--- Given exercise ---
Return every record verbatim.
....................
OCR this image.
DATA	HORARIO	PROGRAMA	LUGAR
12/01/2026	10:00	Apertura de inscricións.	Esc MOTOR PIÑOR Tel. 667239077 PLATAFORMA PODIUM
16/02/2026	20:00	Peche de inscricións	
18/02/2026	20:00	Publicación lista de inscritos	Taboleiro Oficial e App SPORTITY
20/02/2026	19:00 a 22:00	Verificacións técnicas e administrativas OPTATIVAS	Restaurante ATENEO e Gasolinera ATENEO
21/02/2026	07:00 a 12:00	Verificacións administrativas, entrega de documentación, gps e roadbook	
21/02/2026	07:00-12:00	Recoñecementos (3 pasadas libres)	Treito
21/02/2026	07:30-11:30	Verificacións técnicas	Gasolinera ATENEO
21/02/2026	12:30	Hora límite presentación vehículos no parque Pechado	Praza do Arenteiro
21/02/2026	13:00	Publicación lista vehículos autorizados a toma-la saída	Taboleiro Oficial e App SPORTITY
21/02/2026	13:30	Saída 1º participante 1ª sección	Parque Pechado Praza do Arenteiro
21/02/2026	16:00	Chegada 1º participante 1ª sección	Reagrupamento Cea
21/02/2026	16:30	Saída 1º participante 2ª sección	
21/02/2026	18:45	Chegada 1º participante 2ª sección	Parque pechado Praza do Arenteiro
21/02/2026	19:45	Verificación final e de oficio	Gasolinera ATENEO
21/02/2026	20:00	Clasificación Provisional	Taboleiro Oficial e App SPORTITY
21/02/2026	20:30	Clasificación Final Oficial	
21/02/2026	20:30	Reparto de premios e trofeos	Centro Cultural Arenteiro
....................
--- Solution for this exercise ---
OCR this image.
DATA	HORARIO	PROGRAMA	LUGAR
12/01/2026	10:00	Apertura de inscricións.	Esc MOTOR PIÑOR Tel. 667239077 PLATAFORMA PODIUM
16/02/2026	20:00	Peche de inscricións	
18/02/2026	20:00	Publicación lista de inscritos	Taboleiro Oficial e App SPORTITY
20/02/2026	19:00 a 22:00	Verificacións técnicas e administrativas OPTATIVAS	Restaurante ATENEO e Gasolinera ATENEO
21/02/2026	07:00 a 12:00	Verificacións administrativas, entrega de documentación, gps e roadbook	
21/02/2026	07:00-12:00	Recoñecementos (3 pasadas libres)	Treito
21/02/2026	07:30-11:30	Verificacións técnicas	Gasolinera ATENEO
21/02/2026	12:30	Hora límite presentación vehículos no parque Pechado	Praza do Arenteiro
21/02/2026	13:00	Publicación lista vehículos autorizados a toma-la saída	Taboleiro Oficial e App SPORTITY
21/02/2026	13:30	Saída 1º participante 1ª sección	Parque Pechado Praza do Arenteiro
21/02/2026	16:00	Chegada 1º participante 1ª sección	Reagrupamento Cea
21/02/2026	16:30	Saída 1º participante 2ª sección	
21/02/2026	18:45	Chegada 1º participante 2ª sección	Parque pechado Praza do Arenteiro
21/02/2026	19:45	Verificación final e de oficio	Gasolinera ATENEO
21/02/2026	20:00	Clasificación Provisional	Taboleiro Oficial e App SPORTITY
21/02/2026	20:30	Clasificación Final Oficial	
21/02/2026	20:30	Reparto de premios e trofeos	Centro Cultural Arenteiro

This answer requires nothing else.